(Data extracted from a collection)

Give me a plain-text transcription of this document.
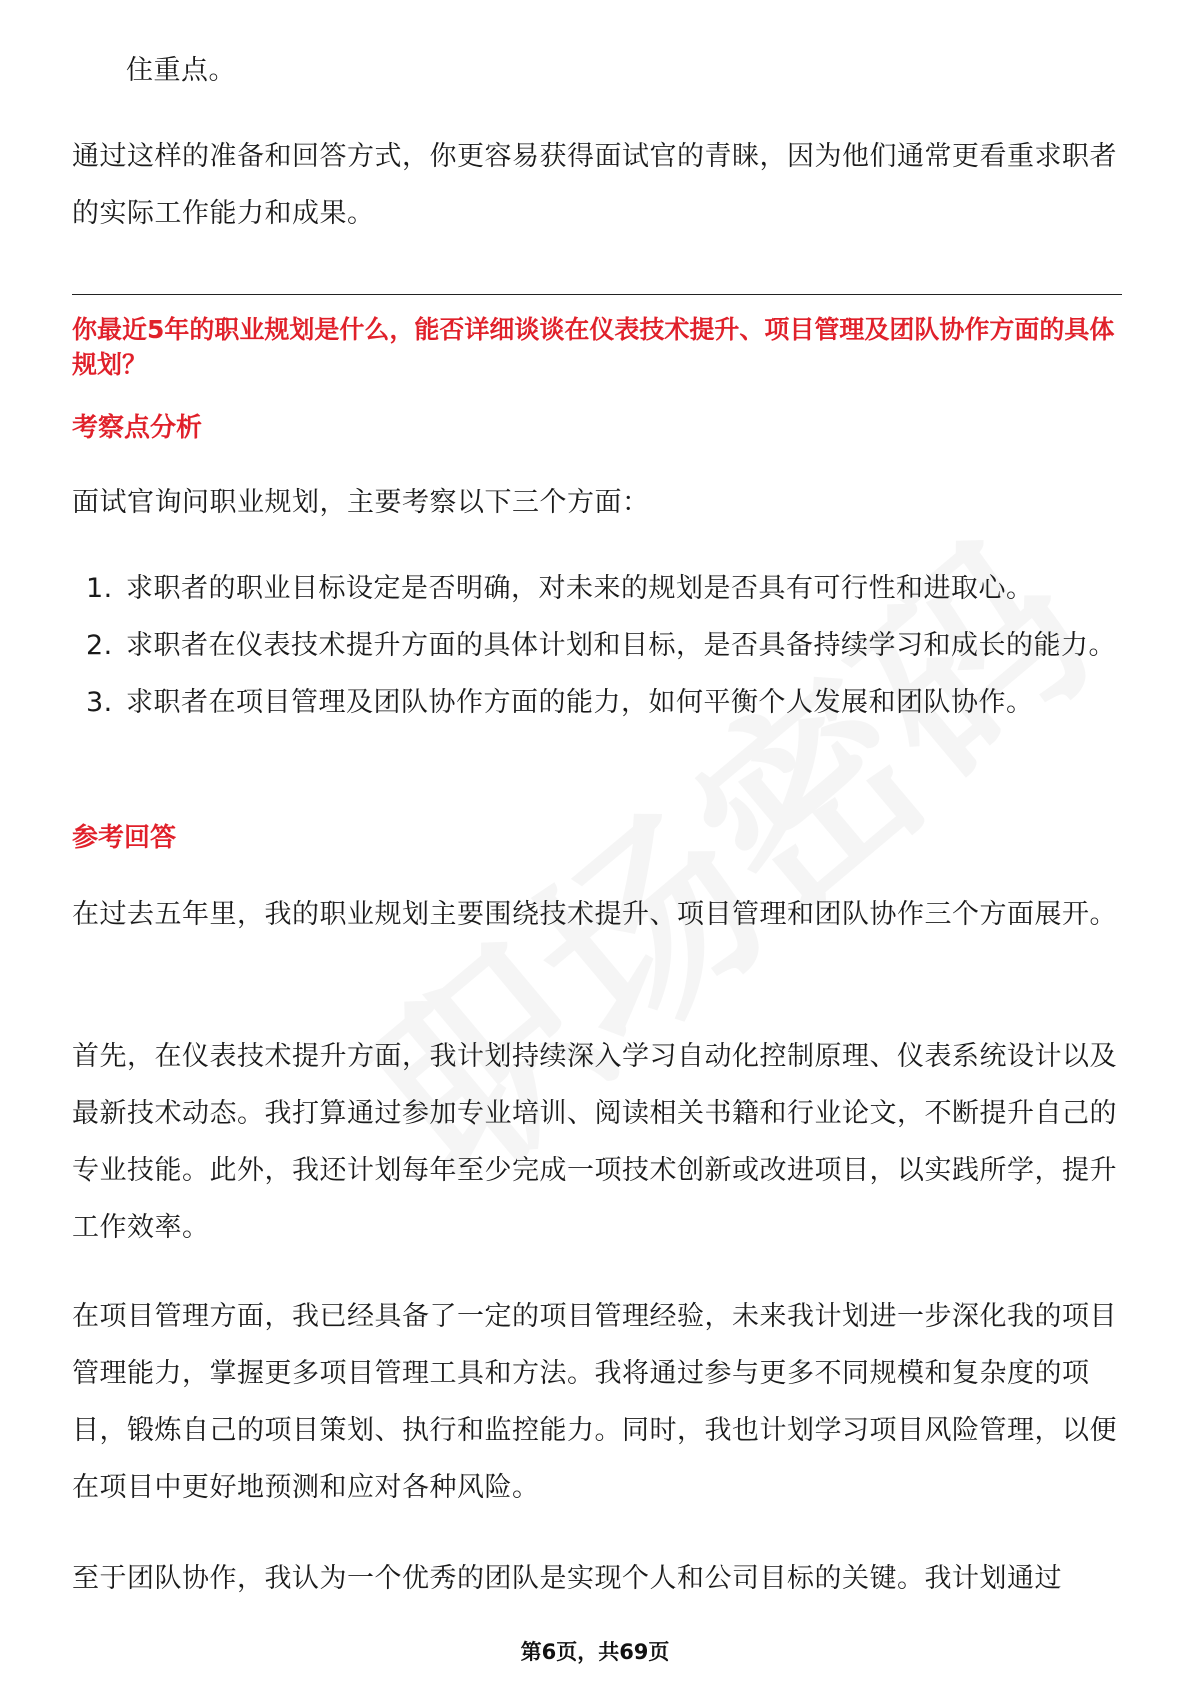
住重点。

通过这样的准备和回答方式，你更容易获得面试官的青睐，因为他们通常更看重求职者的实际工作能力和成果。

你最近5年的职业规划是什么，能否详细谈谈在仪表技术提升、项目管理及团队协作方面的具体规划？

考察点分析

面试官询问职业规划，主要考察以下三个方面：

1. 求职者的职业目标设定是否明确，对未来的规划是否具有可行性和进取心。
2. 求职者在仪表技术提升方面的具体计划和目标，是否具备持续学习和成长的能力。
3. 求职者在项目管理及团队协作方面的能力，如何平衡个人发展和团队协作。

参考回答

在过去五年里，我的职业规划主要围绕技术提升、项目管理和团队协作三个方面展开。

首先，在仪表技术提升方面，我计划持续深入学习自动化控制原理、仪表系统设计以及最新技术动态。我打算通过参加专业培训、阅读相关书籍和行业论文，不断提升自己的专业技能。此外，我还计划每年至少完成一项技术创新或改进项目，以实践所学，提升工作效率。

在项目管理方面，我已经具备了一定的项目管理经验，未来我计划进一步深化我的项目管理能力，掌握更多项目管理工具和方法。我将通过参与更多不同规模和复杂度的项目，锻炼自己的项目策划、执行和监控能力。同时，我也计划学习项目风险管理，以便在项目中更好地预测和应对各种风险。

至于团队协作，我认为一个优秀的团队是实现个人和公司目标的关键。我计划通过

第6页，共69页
* * *
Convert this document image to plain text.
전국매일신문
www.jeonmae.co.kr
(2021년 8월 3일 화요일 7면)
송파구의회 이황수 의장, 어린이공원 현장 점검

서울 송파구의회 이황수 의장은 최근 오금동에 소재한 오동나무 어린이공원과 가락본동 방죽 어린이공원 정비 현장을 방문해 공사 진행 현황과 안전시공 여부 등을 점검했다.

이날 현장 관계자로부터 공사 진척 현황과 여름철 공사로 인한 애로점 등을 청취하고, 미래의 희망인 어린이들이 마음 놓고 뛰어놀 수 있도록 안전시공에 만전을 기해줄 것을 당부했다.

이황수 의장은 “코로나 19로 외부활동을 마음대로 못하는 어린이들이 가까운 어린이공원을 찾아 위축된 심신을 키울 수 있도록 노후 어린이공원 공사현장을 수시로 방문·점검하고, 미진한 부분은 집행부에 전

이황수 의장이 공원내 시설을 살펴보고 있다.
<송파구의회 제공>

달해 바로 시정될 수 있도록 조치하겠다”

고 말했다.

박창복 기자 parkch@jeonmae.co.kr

[Exercise directions] Copy each line of the listing in which the word "this" can be found.

[Final result]
Give me a plain-text transcription of this document.
Convert this document image to plain text.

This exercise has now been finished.